PROBLEM TO SOLVE -
The records below must be written out exactly, with every picture left behind.

TASK INPUT -
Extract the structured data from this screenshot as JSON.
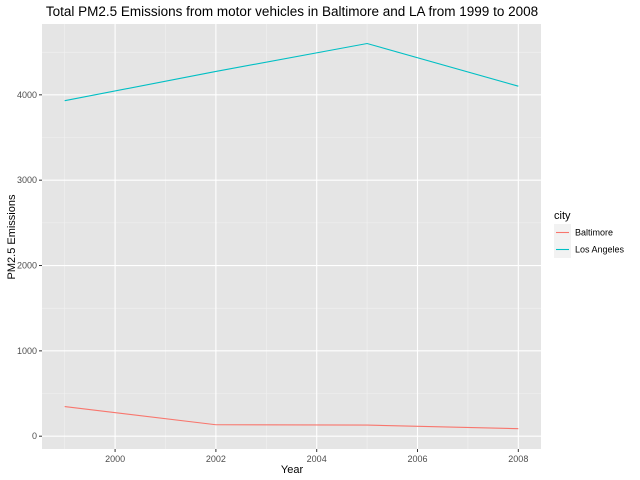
{
  "chart_data": {
    "type": "line",
    "title": "Total PM2.5 Emissions from motor vehicles in Baltimore and LA from 1999 to 2008",
    "xlabel": "Year",
    "ylabel": "PM2.5 Emissions",
    "x": [
      1999,
      2002,
      2005,
      2008
    ],
    "xlim": [
      1998.55,
      2008.45
    ],
    "ylim": [
      -150,
      4830
    ],
    "xticks": [
      2000,
      2002,
      2004,
      2006,
      2008
    ],
    "xtick_labels": [
      "2000",
      "2002",
      "2004",
      "2006",
      "2008"
    ],
    "yticks": [
      0,
      1000,
      2000,
      3000,
      4000
    ],
    "ytick_labels": [
      "0",
      "1000",
      "2000",
      "3000",
      "4000"
    ],
    "grid": true,
    "legend": {
      "title": "city",
      "placement": "right"
    },
    "series": [
      {
        "name": "Baltimore",
        "color": "#F8766D",
        "values": [
          346.8,
          134.3,
          130.4,
          88.3
        ]
      },
      {
        "name": "Los Angeles",
        "color": "#00BFC4",
        "values": [
          3931.1,
          4274.0,
          4601.4,
          4101.3
        ]
      }
    ]
  }
}
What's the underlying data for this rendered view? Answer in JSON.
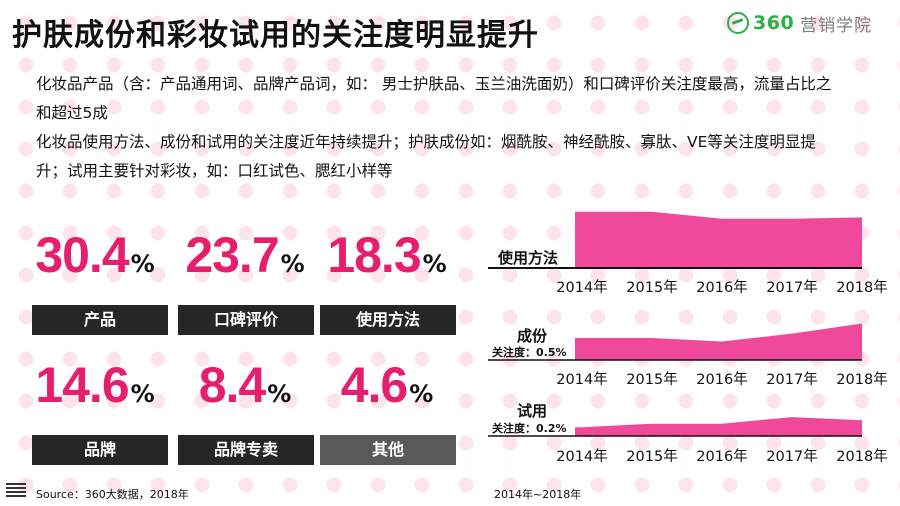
{
  "title": "护肤成份和彩妆试用的关注度明显提升",
  "logo": {
    "number": "360",
    "text": "营销学院"
  },
  "description": [
    "化妆品产品（含：产品通用词、品牌产品词，如： 男士护肤品、玉兰油洗面奶）和口碑评价关注度最高，流量占比之和超过5成",
    "化妆品使用方法、成份和试用的关注度近年持续提升；护肤成份如：烟酰胺、神经酰胺、寡肽、VE等关注度明显提升；试用主要针对彩妆，如：口红试色、腮红小样等"
  ],
  "stats": [
    {
      "value": "30.4",
      "unit": "%",
      "label": "产品"
    },
    {
      "value": "23.7",
      "unit": "%",
      "label": "口碑评价"
    },
    {
      "value": "18.3",
      "unit": "%",
      "label": "使用方法"
    },
    {
      "value": "14.6",
      "unit": "%",
      "label": "品牌"
    },
    {
      "value": "8.4",
      "unit": "%",
      "label": "品牌专卖"
    },
    {
      "value": "4.6",
      "unit": "%",
      "label": "其他"
    }
  ],
  "colors": {
    "accent": "#e61e6e",
    "area": "#f0489a",
    "label_bg": "#262626",
    "label_bg_other": "#595959",
    "logo": "#26b14a"
  },
  "chart_data": [
    {
      "type": "area",
      "title": "使用方法",
      "subtitle": "",
      "categories": [
        "2014年",
        "2015年",
        "2016年",
        "2017年",
        "2018年"
      ],
      "values": [
        1.28,
        1.28,
        1.12,
        1.12,
        1.15
      ],
      "ylim": [
        0,
        1.28
      ]
    },
    {
      "type": "area",
      "title": "成份",
      "subtitle": "关注度：0.5%",
      "categories": [
        "2014年",
        "2015年",
        "2016年",
        "2017年",
        "2018年"
      ],
      "values": [
        0.5,
        0.5,
        0.42,
        0.6,
        0.83
      ],
      "ylim": [
        0,
        1.28
      ]
    },
    {
      "type": "area",
      "title": "试用",
      "subtitle": "关注度：0.2%",
      "categories": [
        "2014年",
        "2015年",
        "2016年",
        "2017年",
        "2018年"
      ],
      "values": [
        0.2,
        0.28,
        0.28,
        0.43,
        0.36
      ],
      "ylim": [
        0,
        1.28
      ]
    }
  ],
  "footer": {
    "source": "Source：360大数据，2018年",
    "period": "2014年~2018年"
  }
}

OUTPUT OF THE TASK -
Extract the structured data from this screenshot as JSON.
{
  "chart_data": {
    "type": "line",
    "title": "Total PM2.5 Emissions from motor vehicles in Baltimore and LA from 1999 to 2008",
    "xlabel": "Year",
    "ylabel": "PM2.5 Emissions",
    "x": [
      1999,
      2002,
      2005,
      2008
    ],
    "xlim": [
      1998.55,
      2008.45
    ],
    "ylim": [
      -150,
      4830
    ],
    "xticks": [
      2000,
      2002,
      2004,
      2006,
      2008
    ],
    "xtick_labels": [
      "2000",
      "2002",
      "2004",
      "2006",
      "2008"
    ],
    "yticks": [
      0,
      1000,
      2000,
      3000,
      4000
    ],
    "ytick_labels": [
      "0",
      "1000",
      "2000",
      "3000",
      "4000"
    ],
    "grid": true,
    "legend": {
      "title": "city",
      "placement": "right"
    },
    "series": [
      {
        "name": "Baltimore",
        "color": "#F8766D",
        "values": [
          346.8,
          134.3,
          130.4,
          88.3
        ]
      },
      {
        "name": "Los Angeles",
        "color": "#00BFC4",
        "values": [
          3931.1,
          4274.0,
          4601.4,
          4101.3
        ]
      }
    ]
  }
}
What's the underlying data for this rendered view? Answer in JSON.
{
  "title": "护肤成份和彩妆试用的关注度明显提升",
  "logo": {
    "number": "360",
    "text": "营销学院"
  },
  "description": [
    "化妆品产品（含：产品通用词、品牌产品词，如： 男士护肤品、玉兰油洗面奶）和口碑评价关注度最高，流量占比之和超过5成",
    "化妆品使用方法、成份和试用的关注度近年持续提升；护肤成份如：烟酰胺、神经酰胺、寡肽、VE等关注度明显提升；试用主要针对彩妆，如：口红试色、腮红小样等"
  ],
  "stats": [
    {
      "value": "30.4",
      "unit": "%",
      "label": "产品"
    },
    {
      "value": "23.7",
      "unit": "%",
      "label": "口碑评价"
    },
    {
      "value": "18.3",
      "unit": "%",
      "label": "使用方法"
    },
    {
      "value": "14.6",
      "unit": "%",
      "label": "品牌"
    },
    {
      "value": "8.4",
      "unit": "%",
      "label": "品牌专卖"
    },
    {
      "value": "4.6",
      "unit": "%",
      "label": "其他"
    }
  ],
  "colors": {
    "accent": "#e61e6e",
    "area": "#f0489a",
    "label_bg": "#262626",
    "label_bg_other": "#595959",
    "logo": "#26b14a"
  },
  "chart_data": [
    {
      "type": "area",
      "title": "使用方法",
      "subtitle": "",
      "categories": [
        "2014年",
        "2015年",
        "2016年",
        "2017年",
        "2018年"
      ],
      "values": [
        1.28,
        1.28,
        1.12,
        1.12,
        1.15
      ],
      "ylim": [
        0,
        1.28
      ]
    },
    {
      "type": "area",
      "title": "成份",
      "subtitle": "关注度：0.5%",
      "categories": [
        "2014年",
        "2015年",
        "2016年",
        "2017年",
        "2018年"
      ],
      "values": [
        0.5,
        0.5,
        0.42,
        0.6,
        0.83
      ],
      "ylim": [
        0,
        1.28
      ]
    },
    {
      "type": "area",
      "title": "试用",
      "subtitle": "关注度：0.2%",
      "categories": [
        "2014年",
        "2015年",
        "2016年",
        "2017年",
        "2018年"
      ],
      "values": [
        0.2,
        0.28,
        0.28,
        0.43,
        0.36
      ],
      "ylim": [
        0,
        1.28
      ]
    }
  ],
  "footer": {
    "source": "Source：360大数据，2018年",
    "period": "2014年~2018年"
  }
}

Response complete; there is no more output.